Written task
Here are records with pictures in them. Copy all of them exactly and leave the pictures out.

Dataset entries:
"""
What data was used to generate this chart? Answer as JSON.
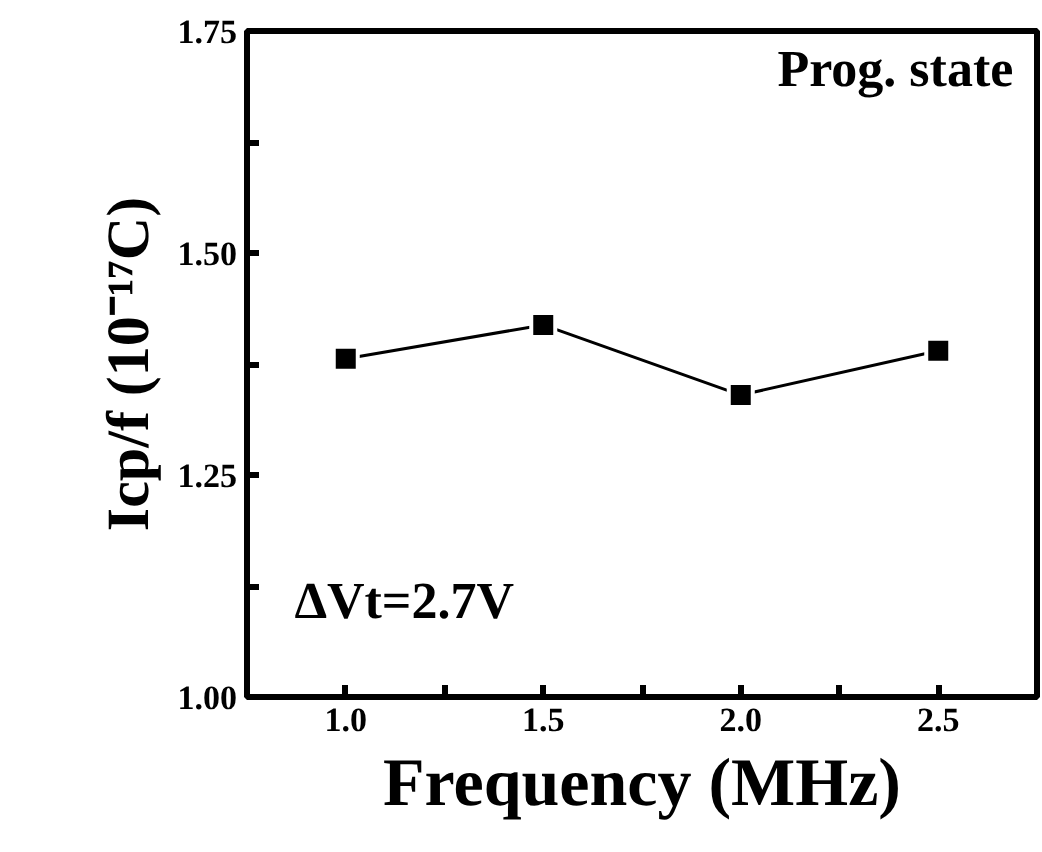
{
  "chart_data": {
    "type": "line",
    "xlabel": "Frequency (MHz)",
    "ylabel": "Icp/f (10⁻¹⁷C)",
    "x": [
      1.0,
      1.5,
      2.0,
      2.5
    ],
    "series": [
      {
        "color": "#000000",
        "values": [
          1.381,
          1.419,
          1.34,
          1.39
        ]
      }
    ],
    "marker": "square",
    "line_style": "solid",
    "grid": false,
    "xlim": [
      0.75,
      2.75
    ],
    "ylim": [
      1.0,
      1.75
    ],
    "xticks": [
      {
        "value": 1.0,
        "label": "1.0"
      },
      {
        "value": 1.25,
        "label": null
      },
      {
        "value": 1.5,
        "label": "1.5"
      },
      {
        "value": 1.75,
        "label": null
      },
      {
        "value": 2.0,
        "label": "2.0"
      },
      {
        "value": 2.25,
        "label": null
      },
      {
        "value": 2.5,
        "label": "2.5"
      }
    ],
    "yticks": [
      {
        "value": 1.0,
        "label": "1.00"
      },
      {
        "value": 1.125,
        "label": null
      },
      {
        "value": 1.25,
        "label": "1.25"
      },
      {
        "value": 1.375,
        "label": null
      },
      {
        "value": 1.5,
        "label": "1.50"
      },
      {
        "value": 1.625,
        "label": null
      },
      {
        "value": 1.75,
        "label": "1.75"
      }
    ],
    "annotations": [
      "Prog. state",
      "ΔVt=2.7V"
    ]
  }
}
"""
Answer in full
What data was used to generate this chart? Answer as JSON.
{
  "chart_data": {
    "type": "line",
    "xlabel": "Frequency (MHz)",
    "ylabel": "Icp/f (10⁻¹⁷C)",
    "x": [
      1.0,
      1.5,
      2.0,
      2.5
    ],
    "series": [
      {
        "color": "#000000",
        "values": [
          1.381,
          1.419,
          1.34,
          1.39
        ]
      }
    ],
    "marker": "square",
    "line_style": "solid",
    "grid": false,
    "xlim": [
      0.75,
      2.75
    ],
    "ylim": [
      1.0,
      1.75
    ],
    "xticks": [
      {
        "value": 1.0,
        "label": "1.0"
      },
      {
        "value": 1.25,
        "label": null
      },
      {
        "value": 1.5,
        "label": "1.5"
      },
      {
        "value": 1.75,
        "label": null
      },
      {
        "value": 2.0,
        "label": "2.0"
      },
      {
        "value": 2.25,
        "label": null
      },
      {
        "value": 2.5,
        "label": "2.5"
      }
    ],
    "yticks": [
      {
        "value": 1.0,
        "label": "1.00"
      },
      {
        "value": 1.125,
        "label": null
      },
      {
        "value": 1.25,
        "label": "1.25"
      },
      {
        "value": 1.375,
        "label": null
      },
      {
        "value": 1.5,
        "label": "1.50"
      },
      {
        "value": 1.625,
        "label": null
      },
      {
        "value": 1.75,
        "label": "1.75"
      }
    ],
    "annotations": [
      "Prog. state",
      "ΔVt=2.7V"
    ]
  }
}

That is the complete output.